*SUPPLIED MATERIAL*
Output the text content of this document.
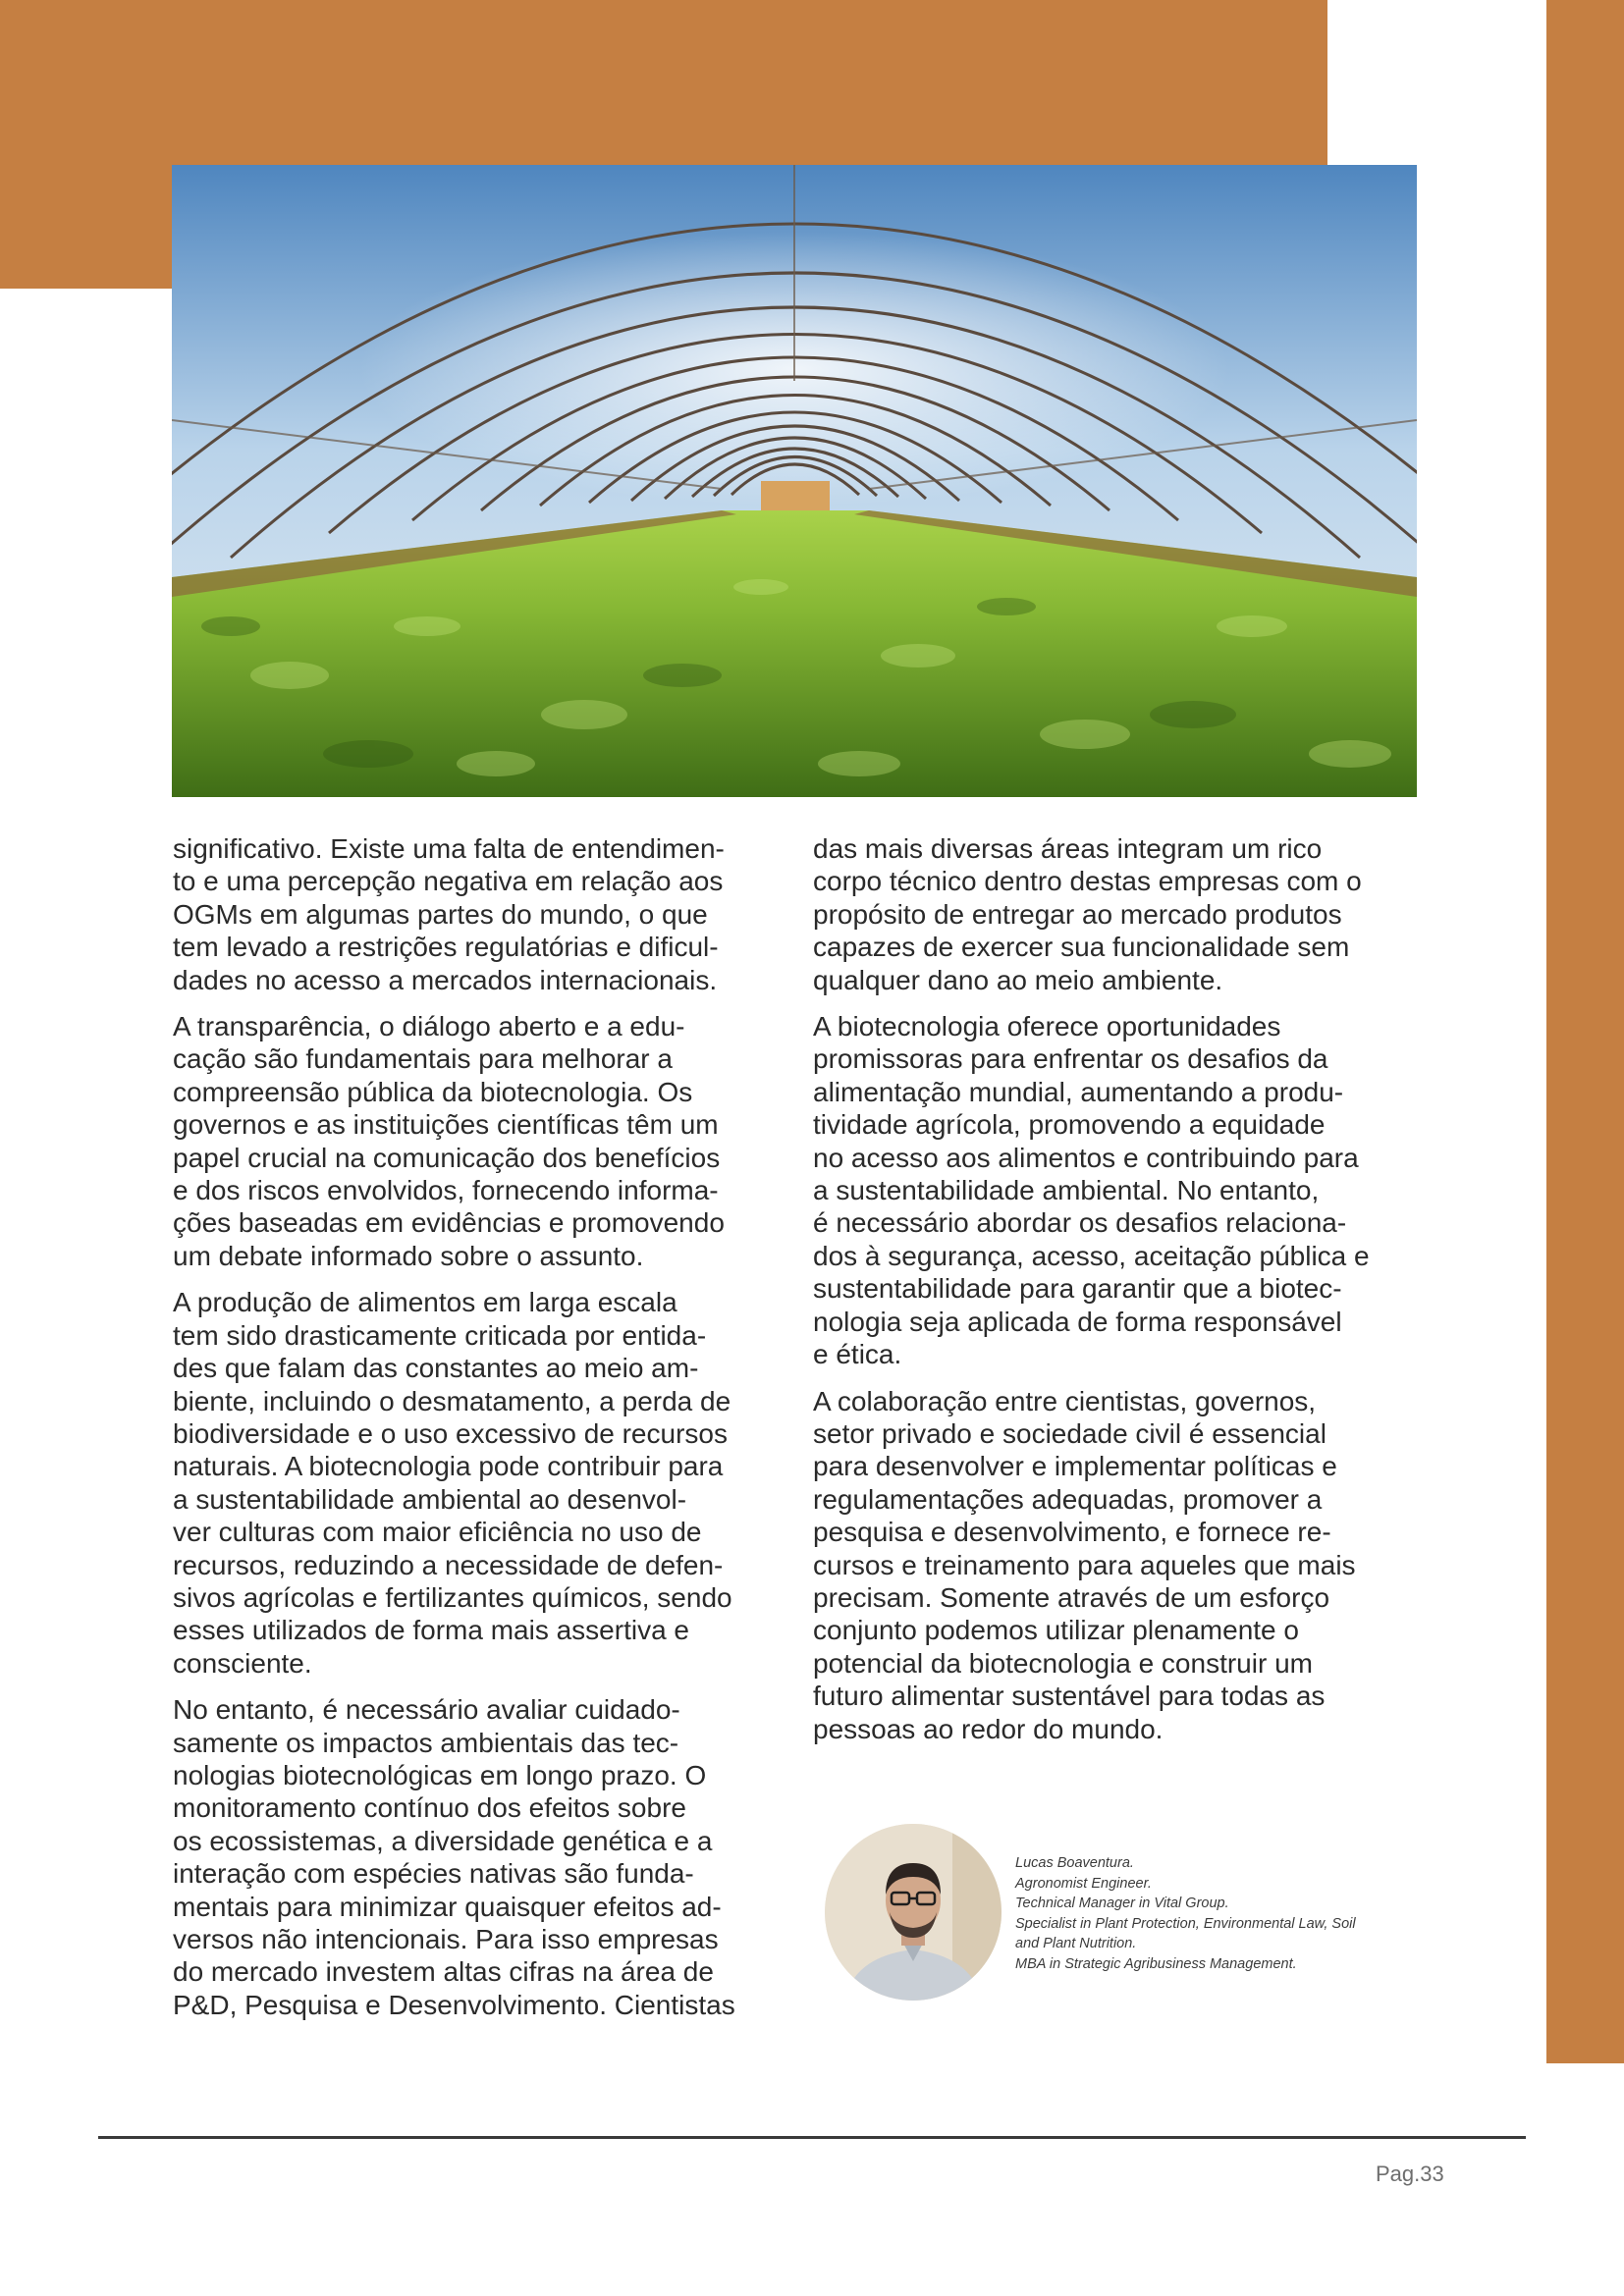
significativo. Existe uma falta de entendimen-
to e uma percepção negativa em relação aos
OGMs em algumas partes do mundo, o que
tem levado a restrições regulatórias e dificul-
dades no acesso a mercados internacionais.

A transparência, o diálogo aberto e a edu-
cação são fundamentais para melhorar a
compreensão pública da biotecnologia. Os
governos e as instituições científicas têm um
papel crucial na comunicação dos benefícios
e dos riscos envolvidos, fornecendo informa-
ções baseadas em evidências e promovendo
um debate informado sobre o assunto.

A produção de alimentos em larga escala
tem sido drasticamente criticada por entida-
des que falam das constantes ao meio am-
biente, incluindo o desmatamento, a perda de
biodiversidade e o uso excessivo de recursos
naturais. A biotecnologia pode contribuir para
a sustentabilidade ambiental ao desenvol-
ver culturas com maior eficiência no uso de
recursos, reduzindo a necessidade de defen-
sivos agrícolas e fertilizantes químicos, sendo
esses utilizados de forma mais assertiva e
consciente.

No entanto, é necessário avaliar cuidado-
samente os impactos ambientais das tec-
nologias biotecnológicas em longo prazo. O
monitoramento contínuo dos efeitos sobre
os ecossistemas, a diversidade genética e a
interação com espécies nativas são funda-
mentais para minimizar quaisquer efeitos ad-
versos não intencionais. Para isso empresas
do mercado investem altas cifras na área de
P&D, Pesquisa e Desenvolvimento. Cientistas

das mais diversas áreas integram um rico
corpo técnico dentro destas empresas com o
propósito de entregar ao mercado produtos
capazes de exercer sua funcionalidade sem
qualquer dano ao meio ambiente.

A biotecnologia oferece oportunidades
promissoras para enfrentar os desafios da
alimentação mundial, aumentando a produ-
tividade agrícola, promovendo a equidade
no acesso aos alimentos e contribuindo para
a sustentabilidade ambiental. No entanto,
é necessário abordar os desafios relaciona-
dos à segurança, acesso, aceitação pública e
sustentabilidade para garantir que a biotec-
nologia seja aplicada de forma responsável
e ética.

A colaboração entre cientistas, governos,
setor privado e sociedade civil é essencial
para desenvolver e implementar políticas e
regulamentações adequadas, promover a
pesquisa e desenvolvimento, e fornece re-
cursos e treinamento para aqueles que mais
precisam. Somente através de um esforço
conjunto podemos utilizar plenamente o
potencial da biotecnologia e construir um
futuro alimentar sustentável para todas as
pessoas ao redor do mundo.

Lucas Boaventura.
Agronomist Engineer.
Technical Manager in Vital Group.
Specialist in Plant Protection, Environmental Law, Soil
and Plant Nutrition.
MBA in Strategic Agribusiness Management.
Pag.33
...
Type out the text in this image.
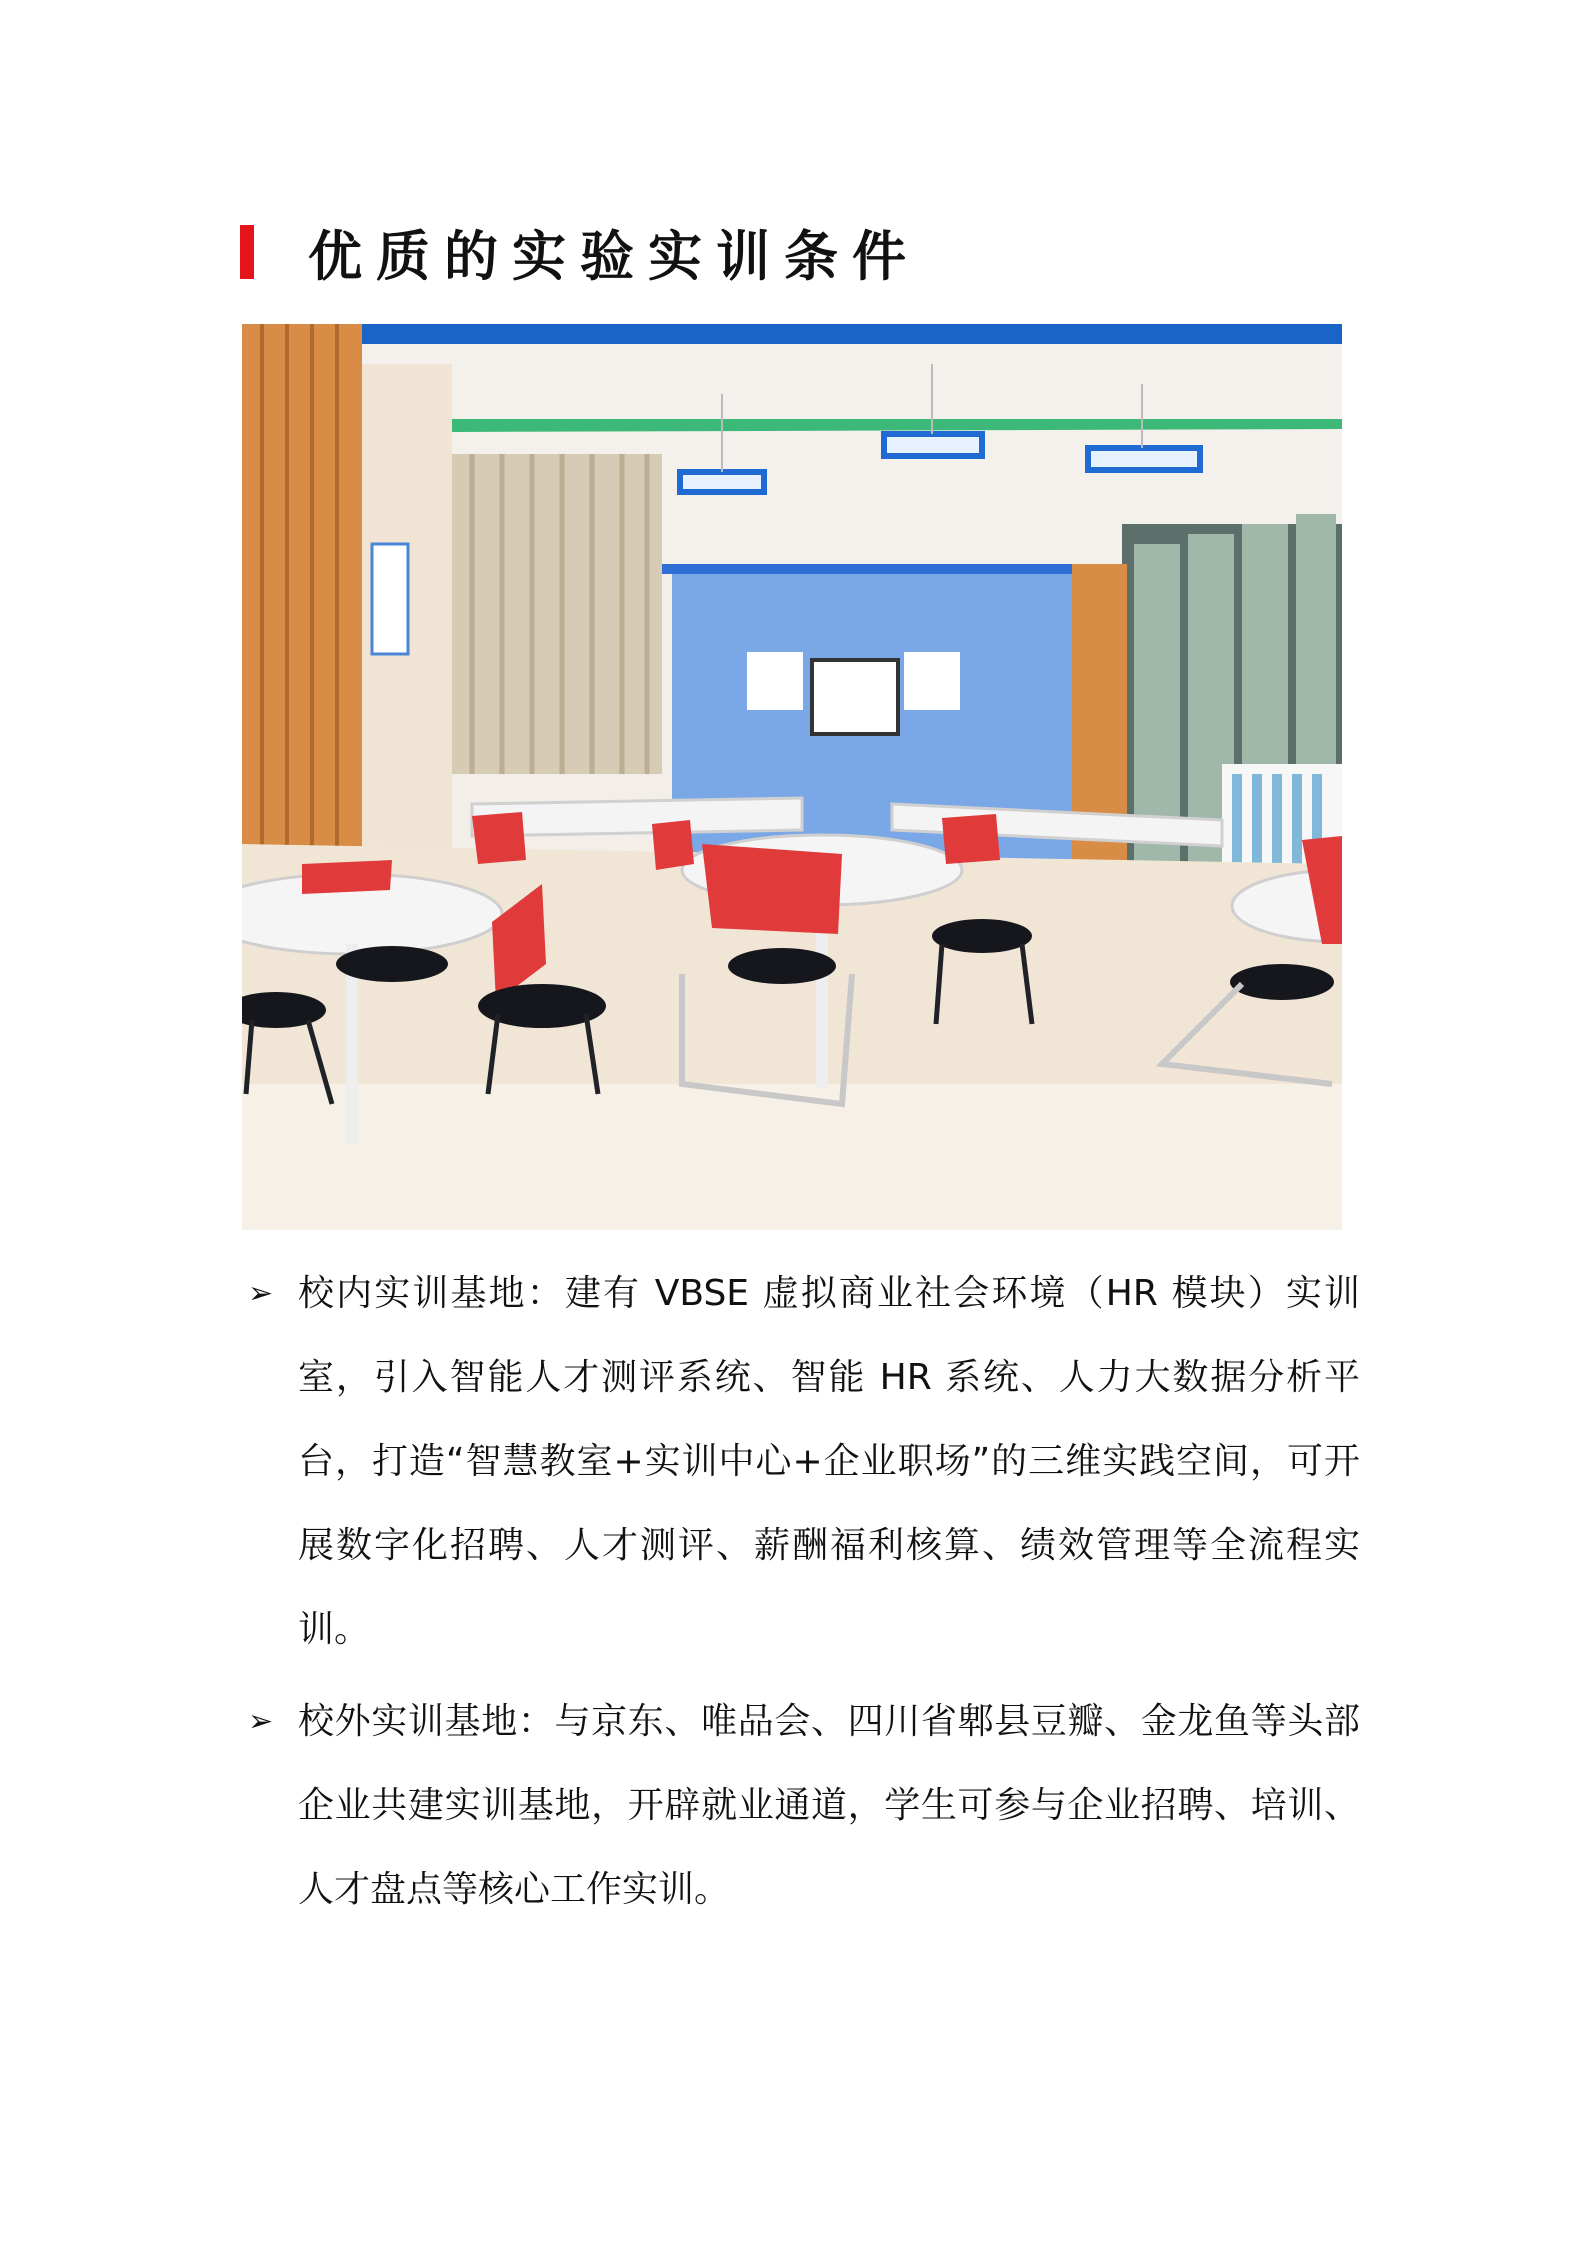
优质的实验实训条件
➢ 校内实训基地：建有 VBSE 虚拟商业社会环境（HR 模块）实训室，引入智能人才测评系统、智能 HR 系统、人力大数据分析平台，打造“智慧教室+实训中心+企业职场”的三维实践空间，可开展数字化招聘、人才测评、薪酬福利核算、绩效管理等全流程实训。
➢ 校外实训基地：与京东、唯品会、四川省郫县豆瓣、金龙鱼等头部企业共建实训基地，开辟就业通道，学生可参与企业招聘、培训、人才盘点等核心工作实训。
--
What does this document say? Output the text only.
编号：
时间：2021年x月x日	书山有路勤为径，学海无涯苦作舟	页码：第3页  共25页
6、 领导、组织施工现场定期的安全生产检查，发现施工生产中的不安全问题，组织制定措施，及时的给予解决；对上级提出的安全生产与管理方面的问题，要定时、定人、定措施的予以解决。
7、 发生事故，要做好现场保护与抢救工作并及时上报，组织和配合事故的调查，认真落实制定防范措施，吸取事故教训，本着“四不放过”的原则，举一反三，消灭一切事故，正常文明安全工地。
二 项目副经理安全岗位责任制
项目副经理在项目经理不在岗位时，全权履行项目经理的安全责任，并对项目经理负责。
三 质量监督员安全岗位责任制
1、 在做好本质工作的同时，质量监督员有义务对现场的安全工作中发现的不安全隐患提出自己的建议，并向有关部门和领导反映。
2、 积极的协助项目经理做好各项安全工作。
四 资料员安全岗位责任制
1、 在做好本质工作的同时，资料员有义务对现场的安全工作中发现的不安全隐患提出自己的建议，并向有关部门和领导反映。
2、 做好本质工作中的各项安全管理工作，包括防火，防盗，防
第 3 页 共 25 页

*WHAT THE TASK ASKS*
Determine the number of lines in the entries above where the string "acesso" appears. Answer with the number alone.

*COMPLETED EXERCISE*
3